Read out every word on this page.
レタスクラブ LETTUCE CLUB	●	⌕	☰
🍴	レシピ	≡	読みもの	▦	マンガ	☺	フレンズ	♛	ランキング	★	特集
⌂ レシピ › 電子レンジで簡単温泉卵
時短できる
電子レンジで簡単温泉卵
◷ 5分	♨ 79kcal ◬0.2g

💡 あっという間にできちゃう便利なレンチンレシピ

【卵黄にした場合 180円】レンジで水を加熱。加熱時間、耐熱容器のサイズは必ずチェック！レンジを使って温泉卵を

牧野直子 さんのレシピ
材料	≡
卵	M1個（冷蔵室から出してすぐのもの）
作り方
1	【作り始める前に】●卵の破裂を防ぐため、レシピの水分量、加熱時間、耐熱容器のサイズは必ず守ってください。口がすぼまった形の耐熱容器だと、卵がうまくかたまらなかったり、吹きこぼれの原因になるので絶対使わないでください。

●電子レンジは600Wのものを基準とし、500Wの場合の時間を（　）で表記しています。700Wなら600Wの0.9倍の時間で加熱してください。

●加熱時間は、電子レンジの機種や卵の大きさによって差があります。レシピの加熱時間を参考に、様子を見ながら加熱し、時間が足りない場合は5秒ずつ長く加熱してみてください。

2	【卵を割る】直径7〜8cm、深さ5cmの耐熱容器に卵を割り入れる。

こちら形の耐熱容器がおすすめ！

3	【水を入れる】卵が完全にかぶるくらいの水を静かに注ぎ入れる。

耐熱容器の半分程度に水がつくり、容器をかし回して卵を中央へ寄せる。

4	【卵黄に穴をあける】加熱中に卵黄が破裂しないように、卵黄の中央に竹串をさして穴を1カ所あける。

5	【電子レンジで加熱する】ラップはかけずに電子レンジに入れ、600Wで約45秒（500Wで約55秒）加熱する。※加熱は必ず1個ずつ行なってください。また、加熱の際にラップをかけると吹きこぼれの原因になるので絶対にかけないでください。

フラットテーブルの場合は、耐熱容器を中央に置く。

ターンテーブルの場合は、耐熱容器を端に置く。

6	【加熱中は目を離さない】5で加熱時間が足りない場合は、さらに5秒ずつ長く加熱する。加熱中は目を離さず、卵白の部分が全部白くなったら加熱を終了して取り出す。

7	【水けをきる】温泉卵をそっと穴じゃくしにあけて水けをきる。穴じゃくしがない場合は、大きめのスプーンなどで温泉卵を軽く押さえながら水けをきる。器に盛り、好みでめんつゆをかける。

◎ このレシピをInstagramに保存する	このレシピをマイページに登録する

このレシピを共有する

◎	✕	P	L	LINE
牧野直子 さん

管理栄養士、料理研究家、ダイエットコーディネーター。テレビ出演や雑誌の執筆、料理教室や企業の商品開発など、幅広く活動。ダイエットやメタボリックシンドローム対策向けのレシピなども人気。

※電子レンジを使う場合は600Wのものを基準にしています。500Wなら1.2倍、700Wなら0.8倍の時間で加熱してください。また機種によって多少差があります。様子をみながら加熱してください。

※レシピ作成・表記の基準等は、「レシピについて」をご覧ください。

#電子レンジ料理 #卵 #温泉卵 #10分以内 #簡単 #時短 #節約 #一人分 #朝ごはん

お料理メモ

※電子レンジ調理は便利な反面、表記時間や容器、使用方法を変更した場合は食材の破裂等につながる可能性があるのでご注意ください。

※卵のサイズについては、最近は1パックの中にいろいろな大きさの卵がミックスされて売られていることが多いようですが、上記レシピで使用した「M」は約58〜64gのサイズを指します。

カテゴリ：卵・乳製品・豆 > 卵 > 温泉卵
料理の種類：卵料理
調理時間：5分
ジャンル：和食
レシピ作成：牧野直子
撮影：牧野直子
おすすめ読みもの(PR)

_____

Find each line in the records holding the string "レシピ作成" and show it.

※レシピ作成・表記の基準等は、「レシピについて」をご覧ください。
レシピ作成：牧野直子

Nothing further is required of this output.